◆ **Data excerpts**
[Begin]

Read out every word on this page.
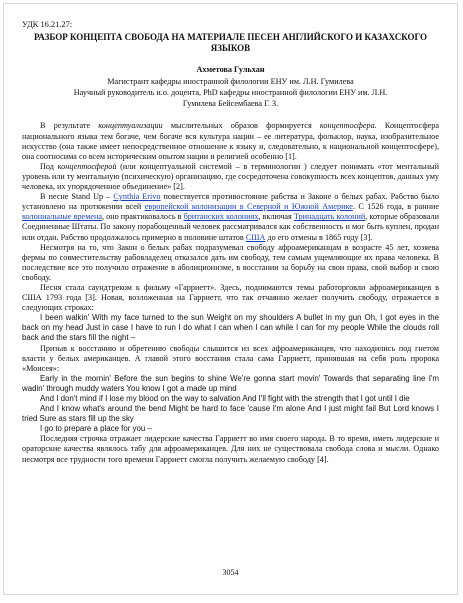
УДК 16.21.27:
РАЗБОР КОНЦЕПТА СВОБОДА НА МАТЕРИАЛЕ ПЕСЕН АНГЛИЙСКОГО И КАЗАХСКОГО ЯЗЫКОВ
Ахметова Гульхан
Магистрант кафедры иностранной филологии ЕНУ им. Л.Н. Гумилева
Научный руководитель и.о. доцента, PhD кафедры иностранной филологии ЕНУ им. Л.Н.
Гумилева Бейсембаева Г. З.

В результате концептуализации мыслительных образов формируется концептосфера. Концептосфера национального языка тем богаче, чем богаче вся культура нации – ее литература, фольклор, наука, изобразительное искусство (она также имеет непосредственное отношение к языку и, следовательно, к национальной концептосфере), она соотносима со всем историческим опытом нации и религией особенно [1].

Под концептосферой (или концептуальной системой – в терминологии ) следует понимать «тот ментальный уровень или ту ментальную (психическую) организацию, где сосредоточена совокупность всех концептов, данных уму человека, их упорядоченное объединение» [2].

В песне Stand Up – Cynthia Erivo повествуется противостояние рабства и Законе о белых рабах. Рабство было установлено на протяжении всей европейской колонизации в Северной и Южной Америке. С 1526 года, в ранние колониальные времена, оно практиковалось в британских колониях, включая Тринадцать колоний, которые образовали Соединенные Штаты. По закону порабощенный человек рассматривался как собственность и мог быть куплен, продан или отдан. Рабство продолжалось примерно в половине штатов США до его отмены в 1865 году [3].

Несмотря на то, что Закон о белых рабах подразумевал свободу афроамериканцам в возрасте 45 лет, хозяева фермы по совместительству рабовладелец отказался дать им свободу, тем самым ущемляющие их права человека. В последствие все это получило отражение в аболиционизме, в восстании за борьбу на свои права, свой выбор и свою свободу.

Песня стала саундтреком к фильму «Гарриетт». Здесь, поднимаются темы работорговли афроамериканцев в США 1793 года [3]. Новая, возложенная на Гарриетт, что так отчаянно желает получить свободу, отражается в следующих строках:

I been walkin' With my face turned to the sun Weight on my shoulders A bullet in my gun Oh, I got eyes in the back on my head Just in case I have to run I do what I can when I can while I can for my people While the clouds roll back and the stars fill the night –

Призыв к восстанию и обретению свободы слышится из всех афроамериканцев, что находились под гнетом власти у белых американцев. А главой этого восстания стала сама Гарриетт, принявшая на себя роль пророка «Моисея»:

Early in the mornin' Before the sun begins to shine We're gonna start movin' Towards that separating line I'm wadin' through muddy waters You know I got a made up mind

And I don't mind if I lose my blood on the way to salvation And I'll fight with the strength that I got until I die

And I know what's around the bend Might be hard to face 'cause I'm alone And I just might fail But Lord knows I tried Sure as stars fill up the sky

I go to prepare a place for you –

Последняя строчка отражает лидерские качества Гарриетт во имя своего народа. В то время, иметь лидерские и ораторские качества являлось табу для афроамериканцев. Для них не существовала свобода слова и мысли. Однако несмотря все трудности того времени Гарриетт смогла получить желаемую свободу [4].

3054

[End]

◆ **What this task involves**
Give the data above again in full and unchanged, skipping the pictures.

◆ **Task answer**
Read out every word on this page.
УДК 16.21.27:
РАЗБОР КОНЦЕПТА СВОБОДА НА МАТЕРИАЛЕ ПЕСЕН АНГЛИЙСКОГО И КАЗАХСКОГО ЯЗЫКОВ
Ахметова Гульхан
Магистрант кафедры иностранной филологии ЕНУ им. Л.Н. Гумилева
Научный руководитель и.о. доцента, PhD кафедры иностранной филологии ЕНУ им. Л.Н.
Гумилева Бейсембаева Г. З.

В результате концептуализации мыслительных образов формируется концептосфера. Концептосфера национального языка тем богаче, чем богаче вся культура нации – ее литература, фольклор, наука, изобразительное искусство (она также имеет непосредственное отношение к языку и, следовательно, к национальной концептосфере), она соотносима со всем историческим опытом нации и религией особенно [1].

Под концептосферой (или концептуальной системой – в терминологии ) следует понимать «тот ментальный уровень или ту ментальную (психическую) организацию, где сосредоточена совокупность всех концептов, данных уму человека, их упорядоченное объединение» [2].

В песне Stand Up – Cynthia Erivo повествуется противостояние рабства и Законе о белых рабах. Рабство было установлено на протяжении всей европейской колонизации в Северной и Южной Америке. С 1526 года, в ранние колониальные времена, оно практиковалось в британских колониях, включая Тринадцать колоний, которые образовали Соединенные Штаты. По закону порабощенный человек рассматривался как собственность и мог быть куплен, продан или отдан. Рабство продолжалось примерно в половине штатов США до его отмены в 1865 году [3].

Несмотря на то, что Закон о белых рабах подразумевал свободу афроамериканцам в возрасте 45 лет, хозяева фермы по совместительству рабовладелец отказался дать им свободу, тем самым ущемляющие их права человека. В последствие все это получило отражение в аболиционизме, в восстании за борьбу на свои права, свой выбор и свою свободу.

Песня стала саундтреком к фильму «Гарриетт». Здесь, поднимаются темы работорговли афроамериканцев в США 1793 года [3]. Новая, возложенная на Гарриетт, что так отчаянно желает получить свободу, отражается в следующих строках:

I been walkin' With my face turned to the sun Weight on my shoulders A bullet in my gun Oh, I got eyes in the back on my head Just in case I have to run I do what I can when I can while I can for my people While the clouds roll back and the stars fill the night –

Призыв к восстанию и обретению свободы слышится из всех афроамериканцев, что находились под гнетом власти у белых американцев. А главой этого восстания стала сама Гарриетт, принявшая на себя роль пророка «Моисея»:

Early in the mornin' Before the sun begins to shine We're gonna start movin' Towards that separating line I'm wadin' through muddy waters You know I got a made up mind

And I don't mind if I lose my blood on the way to salvation And I'll fight with the strength that I got until I die

And I know what's around the bend Might be hard to face 'cause I'm alone And I just might fail But Lord knows I tried Sure as stars fill up the sky

I go to prepare a place for you –

Последняя строчка отражает лидерские качества Гарриетт во имя своего народа. В то время, иметь лидерские и ораторские качества являлось табу для афроамериканцев. Для них не существовала свобода слова и мысли. Однако несмотря все трудности того времени Гарриетт смогла получить желаемую свободу [4].

3054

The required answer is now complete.